- **Entries shown**
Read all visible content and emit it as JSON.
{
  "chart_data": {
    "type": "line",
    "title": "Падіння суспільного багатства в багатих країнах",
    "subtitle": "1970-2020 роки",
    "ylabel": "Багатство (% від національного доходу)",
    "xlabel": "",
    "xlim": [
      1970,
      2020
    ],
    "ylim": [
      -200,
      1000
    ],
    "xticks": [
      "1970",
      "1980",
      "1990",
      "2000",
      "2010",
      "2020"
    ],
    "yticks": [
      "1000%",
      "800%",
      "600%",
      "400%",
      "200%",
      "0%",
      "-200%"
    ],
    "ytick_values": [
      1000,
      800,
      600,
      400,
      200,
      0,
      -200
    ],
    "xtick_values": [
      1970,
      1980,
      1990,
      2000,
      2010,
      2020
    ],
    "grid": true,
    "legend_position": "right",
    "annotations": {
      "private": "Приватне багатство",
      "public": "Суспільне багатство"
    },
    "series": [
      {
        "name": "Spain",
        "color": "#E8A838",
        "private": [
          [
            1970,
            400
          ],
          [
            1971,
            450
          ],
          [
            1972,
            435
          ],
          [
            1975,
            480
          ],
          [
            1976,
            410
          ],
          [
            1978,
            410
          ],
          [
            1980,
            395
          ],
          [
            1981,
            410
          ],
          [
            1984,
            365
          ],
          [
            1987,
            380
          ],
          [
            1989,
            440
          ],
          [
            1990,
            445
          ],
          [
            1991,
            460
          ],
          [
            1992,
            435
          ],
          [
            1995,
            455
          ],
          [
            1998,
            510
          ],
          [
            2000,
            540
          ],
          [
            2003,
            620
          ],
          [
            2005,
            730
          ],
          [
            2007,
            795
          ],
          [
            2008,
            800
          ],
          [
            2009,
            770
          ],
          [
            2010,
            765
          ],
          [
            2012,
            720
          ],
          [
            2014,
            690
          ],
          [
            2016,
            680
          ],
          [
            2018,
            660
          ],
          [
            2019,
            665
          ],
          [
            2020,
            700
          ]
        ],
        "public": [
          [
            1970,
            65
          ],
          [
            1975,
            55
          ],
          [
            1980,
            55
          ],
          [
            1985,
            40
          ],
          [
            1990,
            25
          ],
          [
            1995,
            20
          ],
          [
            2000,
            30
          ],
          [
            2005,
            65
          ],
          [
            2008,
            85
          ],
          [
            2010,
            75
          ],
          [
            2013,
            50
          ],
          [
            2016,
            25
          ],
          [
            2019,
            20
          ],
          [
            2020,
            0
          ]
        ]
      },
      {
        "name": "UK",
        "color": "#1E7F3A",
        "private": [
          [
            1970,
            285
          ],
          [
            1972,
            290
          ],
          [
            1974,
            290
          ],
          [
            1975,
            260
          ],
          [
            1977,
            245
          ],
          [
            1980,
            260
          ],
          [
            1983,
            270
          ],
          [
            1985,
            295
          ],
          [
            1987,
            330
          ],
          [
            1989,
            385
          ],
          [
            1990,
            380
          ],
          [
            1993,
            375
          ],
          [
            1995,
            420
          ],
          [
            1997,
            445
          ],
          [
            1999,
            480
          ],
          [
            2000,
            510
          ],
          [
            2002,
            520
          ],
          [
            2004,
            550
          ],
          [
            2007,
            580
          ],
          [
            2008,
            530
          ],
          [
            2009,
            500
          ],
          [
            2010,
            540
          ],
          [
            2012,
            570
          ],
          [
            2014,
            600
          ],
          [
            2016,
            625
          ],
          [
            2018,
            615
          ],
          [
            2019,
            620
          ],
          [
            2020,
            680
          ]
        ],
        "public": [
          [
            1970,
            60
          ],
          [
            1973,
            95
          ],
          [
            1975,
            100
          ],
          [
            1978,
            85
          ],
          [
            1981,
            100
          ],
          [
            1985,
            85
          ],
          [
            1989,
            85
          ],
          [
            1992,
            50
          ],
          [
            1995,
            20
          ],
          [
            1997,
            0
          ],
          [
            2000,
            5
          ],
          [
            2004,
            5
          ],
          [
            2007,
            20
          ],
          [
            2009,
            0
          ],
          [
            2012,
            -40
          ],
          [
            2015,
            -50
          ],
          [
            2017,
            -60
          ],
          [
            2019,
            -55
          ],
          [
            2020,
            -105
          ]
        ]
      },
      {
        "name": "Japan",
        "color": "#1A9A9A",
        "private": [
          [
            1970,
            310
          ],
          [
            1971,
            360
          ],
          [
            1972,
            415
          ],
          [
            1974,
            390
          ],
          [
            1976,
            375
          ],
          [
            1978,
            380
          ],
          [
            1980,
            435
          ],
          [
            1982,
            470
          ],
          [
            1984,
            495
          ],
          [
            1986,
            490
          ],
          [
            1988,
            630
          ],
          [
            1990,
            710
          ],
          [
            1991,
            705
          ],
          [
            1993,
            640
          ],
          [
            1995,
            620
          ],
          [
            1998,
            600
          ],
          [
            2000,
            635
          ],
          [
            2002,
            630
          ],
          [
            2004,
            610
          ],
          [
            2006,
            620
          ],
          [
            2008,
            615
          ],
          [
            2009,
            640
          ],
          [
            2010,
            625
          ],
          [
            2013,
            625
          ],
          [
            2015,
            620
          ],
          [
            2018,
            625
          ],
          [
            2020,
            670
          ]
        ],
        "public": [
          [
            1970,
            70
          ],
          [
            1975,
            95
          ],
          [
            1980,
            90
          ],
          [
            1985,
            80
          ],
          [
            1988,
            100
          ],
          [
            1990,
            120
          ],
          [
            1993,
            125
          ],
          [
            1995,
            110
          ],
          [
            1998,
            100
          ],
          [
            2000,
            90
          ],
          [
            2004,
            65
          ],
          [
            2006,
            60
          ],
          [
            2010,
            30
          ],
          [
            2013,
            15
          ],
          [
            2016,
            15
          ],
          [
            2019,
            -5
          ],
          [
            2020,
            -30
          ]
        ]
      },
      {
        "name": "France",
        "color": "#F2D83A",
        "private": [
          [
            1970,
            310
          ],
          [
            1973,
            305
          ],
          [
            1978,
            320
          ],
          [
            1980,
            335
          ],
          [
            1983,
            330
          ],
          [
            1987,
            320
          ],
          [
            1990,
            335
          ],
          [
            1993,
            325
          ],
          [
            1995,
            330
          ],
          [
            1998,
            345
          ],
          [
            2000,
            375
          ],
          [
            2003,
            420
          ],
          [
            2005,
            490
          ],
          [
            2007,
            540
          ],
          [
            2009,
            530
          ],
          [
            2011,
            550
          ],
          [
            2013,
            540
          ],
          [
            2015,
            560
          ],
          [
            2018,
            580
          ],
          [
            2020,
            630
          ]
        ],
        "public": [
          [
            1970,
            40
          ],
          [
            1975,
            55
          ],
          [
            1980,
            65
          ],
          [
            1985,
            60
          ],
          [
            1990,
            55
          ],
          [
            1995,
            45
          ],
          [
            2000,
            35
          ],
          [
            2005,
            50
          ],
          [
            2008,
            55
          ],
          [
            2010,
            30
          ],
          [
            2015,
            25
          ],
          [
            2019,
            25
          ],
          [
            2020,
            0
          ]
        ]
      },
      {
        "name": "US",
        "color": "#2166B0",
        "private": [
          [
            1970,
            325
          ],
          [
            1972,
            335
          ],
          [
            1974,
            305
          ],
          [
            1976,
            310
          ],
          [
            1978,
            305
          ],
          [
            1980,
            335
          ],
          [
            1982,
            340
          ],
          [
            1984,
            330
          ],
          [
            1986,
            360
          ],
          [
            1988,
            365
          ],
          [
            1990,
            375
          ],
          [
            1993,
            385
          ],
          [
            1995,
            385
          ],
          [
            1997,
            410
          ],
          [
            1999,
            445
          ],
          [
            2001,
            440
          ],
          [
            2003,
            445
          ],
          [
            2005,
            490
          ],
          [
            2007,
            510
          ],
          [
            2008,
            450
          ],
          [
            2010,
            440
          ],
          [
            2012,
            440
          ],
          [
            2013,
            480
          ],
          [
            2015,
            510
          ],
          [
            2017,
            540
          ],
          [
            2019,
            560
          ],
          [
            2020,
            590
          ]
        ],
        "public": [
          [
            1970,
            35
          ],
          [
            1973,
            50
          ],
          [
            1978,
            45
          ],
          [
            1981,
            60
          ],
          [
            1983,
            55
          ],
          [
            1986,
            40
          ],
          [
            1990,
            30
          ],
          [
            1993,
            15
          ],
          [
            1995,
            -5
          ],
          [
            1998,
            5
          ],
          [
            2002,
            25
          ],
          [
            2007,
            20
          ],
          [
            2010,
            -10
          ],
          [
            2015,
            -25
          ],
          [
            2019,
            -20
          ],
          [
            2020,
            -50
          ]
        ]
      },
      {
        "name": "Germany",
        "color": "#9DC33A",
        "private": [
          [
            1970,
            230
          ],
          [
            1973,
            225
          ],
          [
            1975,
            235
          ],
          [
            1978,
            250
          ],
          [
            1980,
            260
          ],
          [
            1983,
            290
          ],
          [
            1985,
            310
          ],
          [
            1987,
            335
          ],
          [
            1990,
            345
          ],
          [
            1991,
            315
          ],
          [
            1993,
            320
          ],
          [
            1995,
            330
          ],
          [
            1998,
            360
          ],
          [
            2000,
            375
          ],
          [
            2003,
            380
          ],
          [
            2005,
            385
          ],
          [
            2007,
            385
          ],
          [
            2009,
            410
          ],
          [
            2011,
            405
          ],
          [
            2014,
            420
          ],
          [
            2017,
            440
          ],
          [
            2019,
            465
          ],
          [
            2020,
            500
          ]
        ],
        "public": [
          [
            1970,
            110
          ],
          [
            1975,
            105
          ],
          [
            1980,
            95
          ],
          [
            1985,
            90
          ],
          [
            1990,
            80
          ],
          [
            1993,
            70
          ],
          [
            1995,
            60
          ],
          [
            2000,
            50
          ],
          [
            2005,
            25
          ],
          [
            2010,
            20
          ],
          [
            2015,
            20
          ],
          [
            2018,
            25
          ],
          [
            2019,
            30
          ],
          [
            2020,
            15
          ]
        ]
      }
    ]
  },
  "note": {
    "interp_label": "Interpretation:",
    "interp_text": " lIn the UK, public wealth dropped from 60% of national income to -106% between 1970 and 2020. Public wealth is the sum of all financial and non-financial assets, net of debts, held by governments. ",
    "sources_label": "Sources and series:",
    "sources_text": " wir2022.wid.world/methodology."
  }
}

- **Exercise**
Each line that contains the string "name" counts once; say how many there are and nothing else.

- **Written response**
6